══ Data records

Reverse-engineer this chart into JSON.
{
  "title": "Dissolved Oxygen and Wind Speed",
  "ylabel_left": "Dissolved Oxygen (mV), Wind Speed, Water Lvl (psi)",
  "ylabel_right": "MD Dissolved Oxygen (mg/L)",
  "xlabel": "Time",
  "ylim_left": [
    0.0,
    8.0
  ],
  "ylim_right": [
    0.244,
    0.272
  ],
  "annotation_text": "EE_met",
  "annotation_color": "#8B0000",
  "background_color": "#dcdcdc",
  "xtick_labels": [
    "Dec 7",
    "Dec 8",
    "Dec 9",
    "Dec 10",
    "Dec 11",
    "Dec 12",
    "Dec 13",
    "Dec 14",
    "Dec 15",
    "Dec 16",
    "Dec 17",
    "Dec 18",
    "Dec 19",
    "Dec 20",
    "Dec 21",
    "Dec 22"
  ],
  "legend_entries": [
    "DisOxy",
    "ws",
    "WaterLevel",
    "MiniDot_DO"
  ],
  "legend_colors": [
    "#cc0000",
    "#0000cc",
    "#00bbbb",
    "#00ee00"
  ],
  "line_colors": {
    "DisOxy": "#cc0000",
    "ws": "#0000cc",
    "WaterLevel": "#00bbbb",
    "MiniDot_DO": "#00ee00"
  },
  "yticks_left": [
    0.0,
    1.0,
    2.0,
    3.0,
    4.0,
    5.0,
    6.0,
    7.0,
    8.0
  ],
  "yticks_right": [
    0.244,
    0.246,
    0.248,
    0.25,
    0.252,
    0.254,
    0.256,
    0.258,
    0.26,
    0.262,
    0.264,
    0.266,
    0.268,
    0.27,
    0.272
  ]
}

════

(Written exercise):
Find each line that has the word "Dissolved", then copy it out.

(Exercise result):
  "title": "Dissolved Oxygen and Wind Speed",
  "ylabel_left": "Dissolved Oxygen (mV), Wind Speed, Water Lvl (psi)",
  "ylabel_right": "MD Dissolved Oxygen (mg/L)",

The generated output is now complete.